» REQUIREMENTS:
Below are some records. Pull every line that contains the word "Practitioner".

Data entries
···
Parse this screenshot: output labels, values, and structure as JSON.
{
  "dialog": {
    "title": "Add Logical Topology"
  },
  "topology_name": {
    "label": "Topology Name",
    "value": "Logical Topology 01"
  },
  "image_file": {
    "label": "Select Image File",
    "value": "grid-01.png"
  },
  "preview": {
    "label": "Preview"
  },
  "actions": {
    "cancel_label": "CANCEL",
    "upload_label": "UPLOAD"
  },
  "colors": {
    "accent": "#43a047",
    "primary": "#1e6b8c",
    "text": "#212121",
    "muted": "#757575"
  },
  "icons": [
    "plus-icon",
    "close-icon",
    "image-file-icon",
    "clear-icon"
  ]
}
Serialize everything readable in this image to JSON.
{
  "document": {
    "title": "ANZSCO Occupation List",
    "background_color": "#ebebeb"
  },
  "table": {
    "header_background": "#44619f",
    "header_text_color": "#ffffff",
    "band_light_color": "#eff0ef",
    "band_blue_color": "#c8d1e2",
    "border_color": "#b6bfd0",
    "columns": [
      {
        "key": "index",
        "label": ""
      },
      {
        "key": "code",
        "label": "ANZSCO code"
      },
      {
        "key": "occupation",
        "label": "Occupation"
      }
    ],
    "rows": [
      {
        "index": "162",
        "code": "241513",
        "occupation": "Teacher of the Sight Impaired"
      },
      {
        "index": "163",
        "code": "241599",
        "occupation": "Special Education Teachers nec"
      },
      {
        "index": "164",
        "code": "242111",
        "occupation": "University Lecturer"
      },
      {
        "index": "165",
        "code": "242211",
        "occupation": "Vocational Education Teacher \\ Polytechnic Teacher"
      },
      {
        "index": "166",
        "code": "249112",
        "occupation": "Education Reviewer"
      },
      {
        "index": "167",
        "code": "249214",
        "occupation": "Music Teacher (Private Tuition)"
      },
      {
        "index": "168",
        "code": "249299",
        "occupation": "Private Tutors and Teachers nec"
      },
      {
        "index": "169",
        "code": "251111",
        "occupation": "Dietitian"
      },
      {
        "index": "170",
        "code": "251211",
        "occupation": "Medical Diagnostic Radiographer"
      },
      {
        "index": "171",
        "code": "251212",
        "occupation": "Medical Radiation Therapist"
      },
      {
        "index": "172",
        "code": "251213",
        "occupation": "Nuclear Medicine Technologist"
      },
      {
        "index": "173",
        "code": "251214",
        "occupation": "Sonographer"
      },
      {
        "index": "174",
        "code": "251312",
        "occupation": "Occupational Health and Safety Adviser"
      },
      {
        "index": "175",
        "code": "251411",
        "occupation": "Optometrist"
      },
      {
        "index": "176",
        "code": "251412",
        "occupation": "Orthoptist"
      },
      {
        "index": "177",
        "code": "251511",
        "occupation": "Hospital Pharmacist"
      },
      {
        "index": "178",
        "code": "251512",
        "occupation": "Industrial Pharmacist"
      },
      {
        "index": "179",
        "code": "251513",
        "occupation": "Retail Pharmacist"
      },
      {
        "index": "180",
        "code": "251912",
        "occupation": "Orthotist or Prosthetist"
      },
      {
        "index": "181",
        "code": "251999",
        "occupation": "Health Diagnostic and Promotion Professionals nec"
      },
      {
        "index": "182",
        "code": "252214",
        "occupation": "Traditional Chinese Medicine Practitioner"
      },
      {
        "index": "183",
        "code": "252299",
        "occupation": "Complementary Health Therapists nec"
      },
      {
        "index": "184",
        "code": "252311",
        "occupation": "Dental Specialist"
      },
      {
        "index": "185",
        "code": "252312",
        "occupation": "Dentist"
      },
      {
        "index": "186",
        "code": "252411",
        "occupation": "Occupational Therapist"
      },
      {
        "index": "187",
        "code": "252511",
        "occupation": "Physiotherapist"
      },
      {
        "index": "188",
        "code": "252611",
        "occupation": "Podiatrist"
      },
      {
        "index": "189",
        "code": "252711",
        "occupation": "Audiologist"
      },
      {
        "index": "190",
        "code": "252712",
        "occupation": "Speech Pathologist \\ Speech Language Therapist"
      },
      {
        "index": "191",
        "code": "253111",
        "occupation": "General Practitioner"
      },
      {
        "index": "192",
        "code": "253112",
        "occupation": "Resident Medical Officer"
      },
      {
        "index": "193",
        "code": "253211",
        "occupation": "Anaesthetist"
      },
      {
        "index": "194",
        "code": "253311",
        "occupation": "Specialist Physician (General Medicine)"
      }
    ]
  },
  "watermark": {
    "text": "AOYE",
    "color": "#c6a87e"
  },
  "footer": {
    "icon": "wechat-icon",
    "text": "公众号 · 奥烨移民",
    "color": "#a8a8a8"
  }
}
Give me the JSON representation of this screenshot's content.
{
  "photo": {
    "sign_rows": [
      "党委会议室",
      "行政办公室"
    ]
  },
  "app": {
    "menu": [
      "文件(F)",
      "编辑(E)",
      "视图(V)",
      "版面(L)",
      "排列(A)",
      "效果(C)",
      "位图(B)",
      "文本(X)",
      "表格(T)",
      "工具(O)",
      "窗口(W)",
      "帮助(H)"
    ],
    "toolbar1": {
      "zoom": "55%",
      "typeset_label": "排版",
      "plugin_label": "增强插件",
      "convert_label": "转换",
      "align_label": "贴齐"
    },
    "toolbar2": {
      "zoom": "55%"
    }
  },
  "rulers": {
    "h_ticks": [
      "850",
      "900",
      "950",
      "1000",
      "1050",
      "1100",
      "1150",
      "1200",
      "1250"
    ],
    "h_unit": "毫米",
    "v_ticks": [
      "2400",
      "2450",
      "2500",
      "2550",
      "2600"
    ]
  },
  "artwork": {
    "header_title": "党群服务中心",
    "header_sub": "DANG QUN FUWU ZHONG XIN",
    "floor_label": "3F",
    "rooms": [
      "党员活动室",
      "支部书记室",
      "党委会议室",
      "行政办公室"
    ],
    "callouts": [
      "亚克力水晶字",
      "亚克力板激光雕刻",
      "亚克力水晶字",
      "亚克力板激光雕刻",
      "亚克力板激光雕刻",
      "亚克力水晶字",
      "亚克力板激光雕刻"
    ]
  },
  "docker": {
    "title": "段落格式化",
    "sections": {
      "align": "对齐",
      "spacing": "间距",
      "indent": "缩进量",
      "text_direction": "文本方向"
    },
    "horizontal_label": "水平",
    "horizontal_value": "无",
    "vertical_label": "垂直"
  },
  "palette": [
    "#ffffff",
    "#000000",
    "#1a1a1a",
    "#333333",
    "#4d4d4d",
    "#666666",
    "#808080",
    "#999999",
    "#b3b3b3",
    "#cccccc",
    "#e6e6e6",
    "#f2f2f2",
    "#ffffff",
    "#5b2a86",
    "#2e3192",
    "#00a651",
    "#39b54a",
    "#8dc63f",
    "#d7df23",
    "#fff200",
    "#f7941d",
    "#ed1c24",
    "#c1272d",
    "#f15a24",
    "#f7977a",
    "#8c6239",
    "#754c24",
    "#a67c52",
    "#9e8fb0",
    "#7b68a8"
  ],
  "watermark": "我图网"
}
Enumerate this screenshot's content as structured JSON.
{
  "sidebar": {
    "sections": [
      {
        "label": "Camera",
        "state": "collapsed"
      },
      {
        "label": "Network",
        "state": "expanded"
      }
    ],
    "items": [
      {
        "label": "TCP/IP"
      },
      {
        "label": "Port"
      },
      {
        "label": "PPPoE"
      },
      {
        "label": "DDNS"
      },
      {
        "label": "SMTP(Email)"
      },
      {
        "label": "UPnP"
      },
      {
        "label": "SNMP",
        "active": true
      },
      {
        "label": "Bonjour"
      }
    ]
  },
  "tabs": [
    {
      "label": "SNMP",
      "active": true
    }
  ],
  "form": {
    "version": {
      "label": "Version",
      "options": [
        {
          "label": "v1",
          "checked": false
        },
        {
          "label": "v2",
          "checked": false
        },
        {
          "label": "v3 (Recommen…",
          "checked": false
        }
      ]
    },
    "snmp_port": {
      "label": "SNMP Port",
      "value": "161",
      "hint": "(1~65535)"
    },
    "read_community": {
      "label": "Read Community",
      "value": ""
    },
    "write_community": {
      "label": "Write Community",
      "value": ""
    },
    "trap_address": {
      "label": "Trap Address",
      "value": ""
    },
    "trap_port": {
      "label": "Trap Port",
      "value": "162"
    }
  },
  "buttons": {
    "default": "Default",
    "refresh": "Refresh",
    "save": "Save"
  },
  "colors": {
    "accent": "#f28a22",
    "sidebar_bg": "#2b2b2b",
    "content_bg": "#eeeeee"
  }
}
···
» ANSWER TO THIS PROBLEM:
        "occupation": "Traditional Chinese Medicine Practitioner"
        "occupation": "General Practitioner"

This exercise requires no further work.